EXERCISE PROMPT:
Search the material below for the string "text" and list each line that holds it.

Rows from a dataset
:::

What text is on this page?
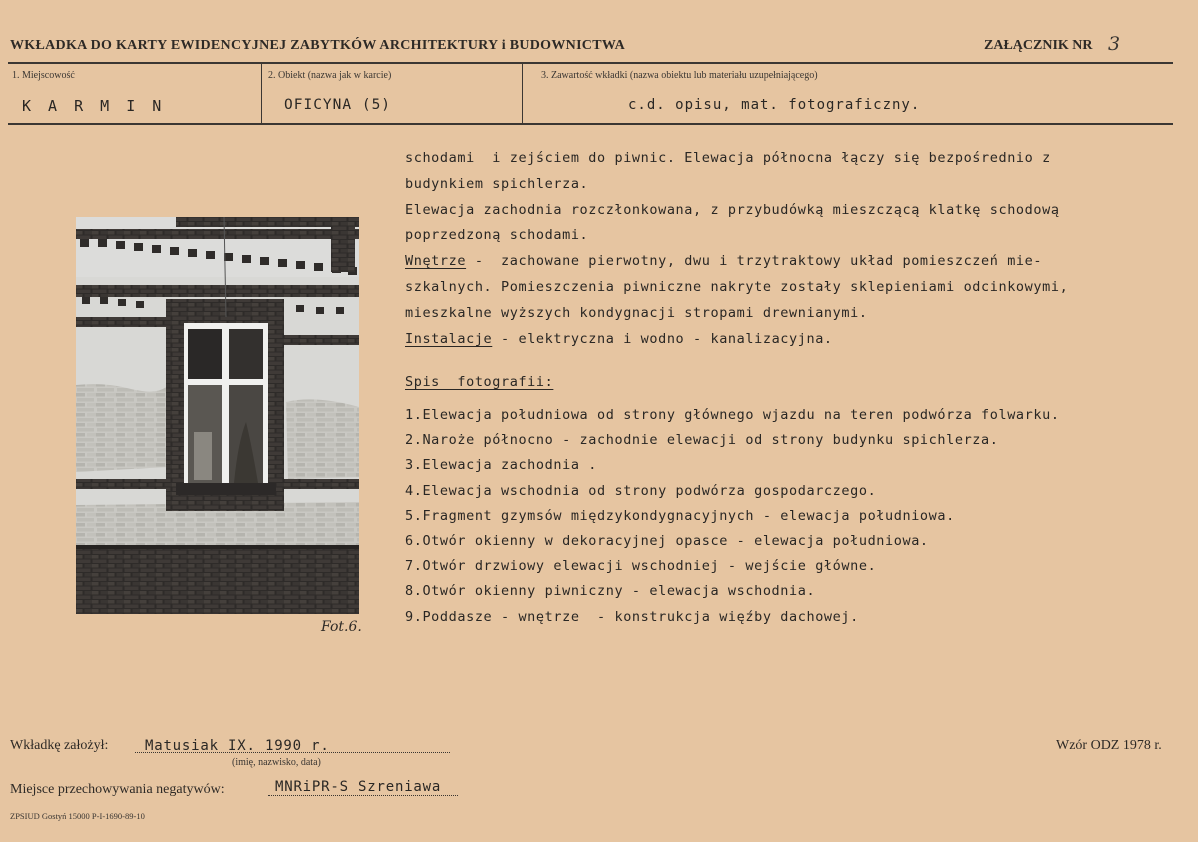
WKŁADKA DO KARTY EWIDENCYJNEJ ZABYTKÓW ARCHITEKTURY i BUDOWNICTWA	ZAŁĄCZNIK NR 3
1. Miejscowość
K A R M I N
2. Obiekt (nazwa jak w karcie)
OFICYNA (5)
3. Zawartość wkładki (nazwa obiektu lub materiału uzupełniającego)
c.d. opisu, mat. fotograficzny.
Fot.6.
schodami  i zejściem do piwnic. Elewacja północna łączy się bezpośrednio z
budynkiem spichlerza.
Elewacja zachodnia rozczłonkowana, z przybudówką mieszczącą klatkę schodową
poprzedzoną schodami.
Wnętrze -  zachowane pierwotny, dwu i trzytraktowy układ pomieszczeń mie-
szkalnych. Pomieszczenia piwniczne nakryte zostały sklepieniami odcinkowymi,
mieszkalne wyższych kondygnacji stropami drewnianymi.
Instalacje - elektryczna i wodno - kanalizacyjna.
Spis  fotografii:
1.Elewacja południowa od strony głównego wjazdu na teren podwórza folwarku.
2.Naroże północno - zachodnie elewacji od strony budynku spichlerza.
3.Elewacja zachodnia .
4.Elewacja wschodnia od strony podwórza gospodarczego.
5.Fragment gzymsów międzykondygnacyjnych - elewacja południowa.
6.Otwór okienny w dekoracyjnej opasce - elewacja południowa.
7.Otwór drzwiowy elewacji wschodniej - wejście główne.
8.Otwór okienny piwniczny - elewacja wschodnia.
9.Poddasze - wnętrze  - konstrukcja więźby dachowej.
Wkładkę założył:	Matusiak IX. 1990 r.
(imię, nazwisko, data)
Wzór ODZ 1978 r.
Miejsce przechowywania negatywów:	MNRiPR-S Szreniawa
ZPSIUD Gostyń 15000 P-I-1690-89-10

:::

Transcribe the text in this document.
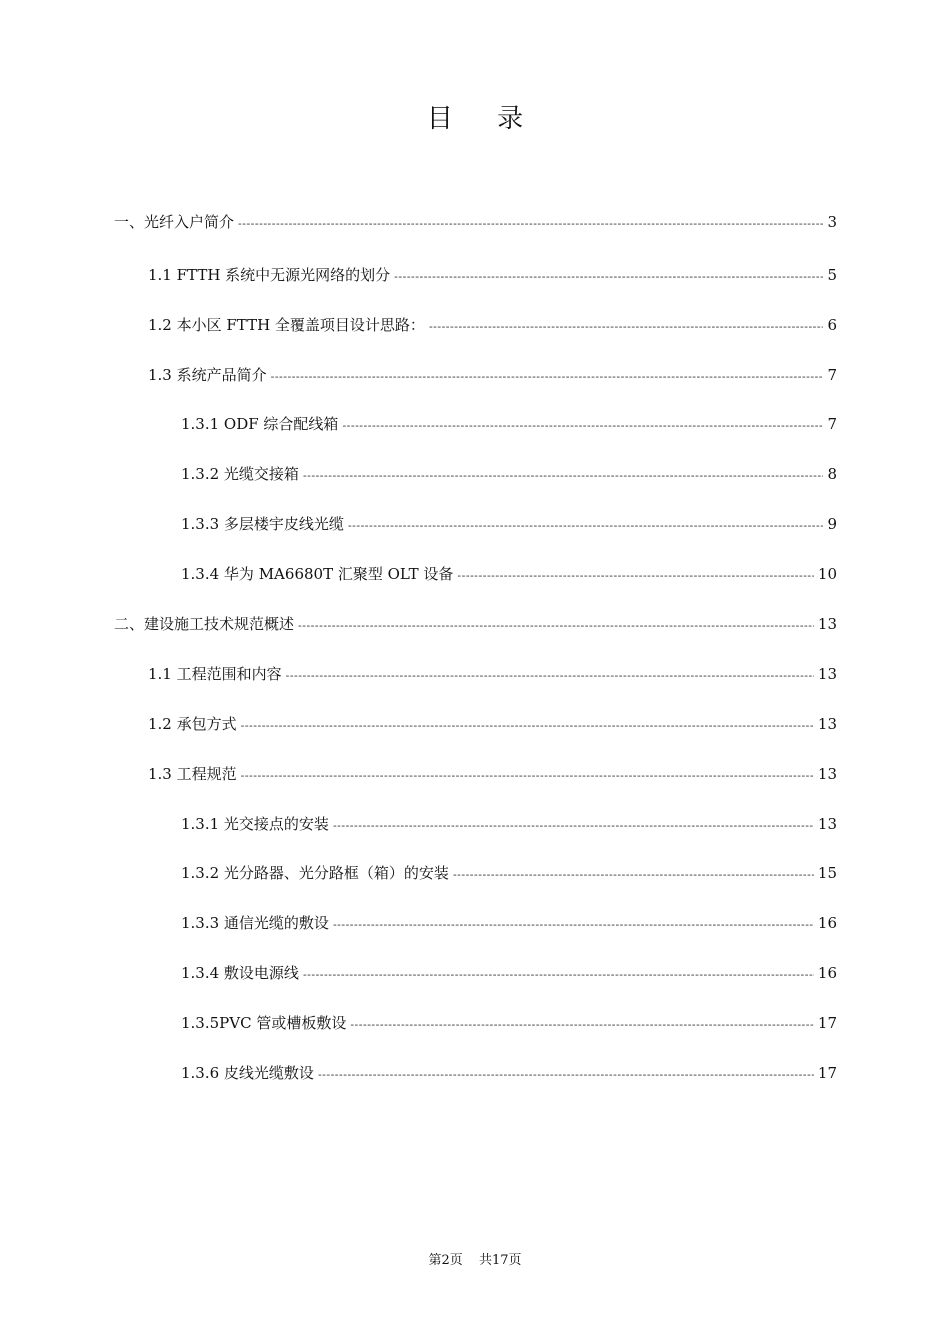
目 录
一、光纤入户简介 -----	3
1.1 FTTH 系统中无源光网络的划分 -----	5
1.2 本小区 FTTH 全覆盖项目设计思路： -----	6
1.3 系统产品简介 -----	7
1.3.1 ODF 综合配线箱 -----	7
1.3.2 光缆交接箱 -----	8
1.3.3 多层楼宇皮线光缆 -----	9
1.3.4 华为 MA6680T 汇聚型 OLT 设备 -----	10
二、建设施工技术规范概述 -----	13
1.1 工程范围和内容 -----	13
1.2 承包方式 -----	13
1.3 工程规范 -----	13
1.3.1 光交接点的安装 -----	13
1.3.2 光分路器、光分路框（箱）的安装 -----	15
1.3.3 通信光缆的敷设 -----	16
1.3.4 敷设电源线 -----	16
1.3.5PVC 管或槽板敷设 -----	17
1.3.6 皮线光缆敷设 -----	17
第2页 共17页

:::

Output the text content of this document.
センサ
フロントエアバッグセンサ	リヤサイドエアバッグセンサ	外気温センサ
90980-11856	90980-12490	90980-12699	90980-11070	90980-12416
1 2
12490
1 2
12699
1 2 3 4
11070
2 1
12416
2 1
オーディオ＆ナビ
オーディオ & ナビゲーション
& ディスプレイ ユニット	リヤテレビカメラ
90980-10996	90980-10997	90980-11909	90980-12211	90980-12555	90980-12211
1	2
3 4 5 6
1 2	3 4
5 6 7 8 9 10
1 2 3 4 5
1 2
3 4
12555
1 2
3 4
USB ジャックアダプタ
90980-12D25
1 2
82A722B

:::

FINAL RESULT:
What text is on this page?
Transcribe the text in this document.
Output the text content of this document.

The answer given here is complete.